* **EXERCISE DETAILS**
Give the entries again, word for word.

* **SOURCE MATERIAL**

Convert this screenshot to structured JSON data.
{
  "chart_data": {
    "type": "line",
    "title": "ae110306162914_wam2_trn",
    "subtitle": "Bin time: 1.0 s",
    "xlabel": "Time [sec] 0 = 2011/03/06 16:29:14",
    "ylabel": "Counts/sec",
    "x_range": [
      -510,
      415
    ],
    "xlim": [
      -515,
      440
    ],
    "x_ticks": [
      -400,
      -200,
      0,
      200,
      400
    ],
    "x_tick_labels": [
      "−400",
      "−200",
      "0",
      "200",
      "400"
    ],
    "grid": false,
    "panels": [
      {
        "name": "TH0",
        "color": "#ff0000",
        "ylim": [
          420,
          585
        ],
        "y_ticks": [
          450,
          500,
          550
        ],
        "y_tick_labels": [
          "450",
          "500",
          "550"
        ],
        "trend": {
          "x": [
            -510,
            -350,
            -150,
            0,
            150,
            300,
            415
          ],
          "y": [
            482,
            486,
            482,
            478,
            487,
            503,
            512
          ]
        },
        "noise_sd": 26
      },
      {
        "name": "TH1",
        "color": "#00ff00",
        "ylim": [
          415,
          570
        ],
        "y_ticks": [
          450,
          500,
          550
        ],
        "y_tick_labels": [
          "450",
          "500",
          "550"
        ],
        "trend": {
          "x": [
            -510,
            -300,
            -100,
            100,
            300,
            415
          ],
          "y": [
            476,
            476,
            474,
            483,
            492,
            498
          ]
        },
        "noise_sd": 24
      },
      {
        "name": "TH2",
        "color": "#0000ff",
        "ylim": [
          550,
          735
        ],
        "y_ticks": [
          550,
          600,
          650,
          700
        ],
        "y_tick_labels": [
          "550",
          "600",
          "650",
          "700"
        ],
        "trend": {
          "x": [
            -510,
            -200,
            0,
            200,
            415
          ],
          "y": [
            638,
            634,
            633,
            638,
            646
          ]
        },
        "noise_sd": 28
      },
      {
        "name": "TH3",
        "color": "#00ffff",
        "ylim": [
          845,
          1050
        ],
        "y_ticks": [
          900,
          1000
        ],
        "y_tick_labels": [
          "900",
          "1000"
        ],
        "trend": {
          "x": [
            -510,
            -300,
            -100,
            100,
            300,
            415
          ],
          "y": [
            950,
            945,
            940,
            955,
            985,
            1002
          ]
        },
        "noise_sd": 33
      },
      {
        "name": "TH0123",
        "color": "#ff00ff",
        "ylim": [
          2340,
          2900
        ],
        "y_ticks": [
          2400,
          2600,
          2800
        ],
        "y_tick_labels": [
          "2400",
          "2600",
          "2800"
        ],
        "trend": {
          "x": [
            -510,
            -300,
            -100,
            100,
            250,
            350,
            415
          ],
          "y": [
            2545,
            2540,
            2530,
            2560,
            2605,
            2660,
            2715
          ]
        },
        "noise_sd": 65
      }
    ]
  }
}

* **ANSWER TO THE TASK**
Convert this screenshot to structured JSON data.
{
  "chart_data": {
    "type": "line",
    "title": "ae110306162914_wam2_trn",
    "subtitle": "Bin time: 1.0 s",
    "xlabel": "Time [sec] 0 = 2011/03/06 16:29:14",
    "ylabel": "Counts/sec",
    "x_range": [
      -510,
      415
    ],
    "xlim": [
      -515,
      440
    ],
    "x_ticks": [
      -400,
      -200,
      0,
      200,
      400
    ],
    "x_tick_labels": [
      "−400",
      "−200",
      "0",
      "200",
      "400"
    ],
    "grid": false,
    "panels": [
      {
        "name": "TH0",
        "color": "#ff0000",
        "ylim": [
          420,
          585
        ],
        "y_ticks": [
          450,
          500,
          550
        ],
        "y_tick_labels": [
          "450",
          "500",
          "550"
        ],
        "trend": {
          "x": [
            -510,
            -350,
            -150,
            0,
            150,
            300,
            415
          ],
          "y": [
            482,
            486,
            482,
            478,
            487,
            503,
            512
          ]
        },
        "noise_sd": 26
      },
      {
        "name": "TH1",
        "color": "#00ff00",
        "ylim": [
          415,
          570
        ],
        "y_ticks": [
          450,
          500,
          550
        ],
        "y_tick_labels": [
          "450",
          "500",
          "550"
        ],
        "trend": {
          "x": [
            -510,
            -300,
            -100,
            100,
            300,
            415
          ],
          "y": [
            476,
            476,
            474,
            483,
            492,
            498
          ]
        },
        "noise_sd": 24
      },
      {
        "name": "TH2",
        "color": "#0000ff",
        "ylim": [
          550,
          735
        ],
        "y_ticks": [
          550,
          600,
          650,
          700
        ],
        "y_tick_labels": [
          "550",
          "600",
          "650",
          "700"
        ],
        "trend": {
          "x": [
            -510,
            -200,
            0,
            200,
            415
          ],
          "y": [
            638,
            634,
            633,
            638,
            646
          ]
        },
        "noise_sd": 28
      },
      {
        "name": "TH3",
        "color": "#00ffff",
        "ylim": [
          845,
          1050
        ],
        "y_ticks": [
          900,
          1000
        ],
        "y_tick_labels": [
          "900",
          "1000"
        ],
        "trend": {
          "x": [
            -510,
            -300,
            -100,
            100,
            300,
            415
          ],
          "y": [
            950,
            945,
            940,
            955,
            985,
            1002
          ]
        },
        "noise_sd": 33
      },
      {
        "name": "TH0123",
        "color": "#ff00ff",
        "ylim": [
          2340,
          2900
        ],
        "y_ticks": [
          2400,
          2600,
          2800
        ],
        "y_tick_labels": [
          "2400",
          "2600",
          "2800"
        ],
        "trend": {
          "x": [
            -510,
            -300,
            -100,
            100,
            250,
            350,
            415
          ],
          "y": [
            2545,
            2540,
            2530,
            2560,
            2605,
            2660,
            2715
          ]
        },
        "noise_sd": 65
      }
    ]
  }
}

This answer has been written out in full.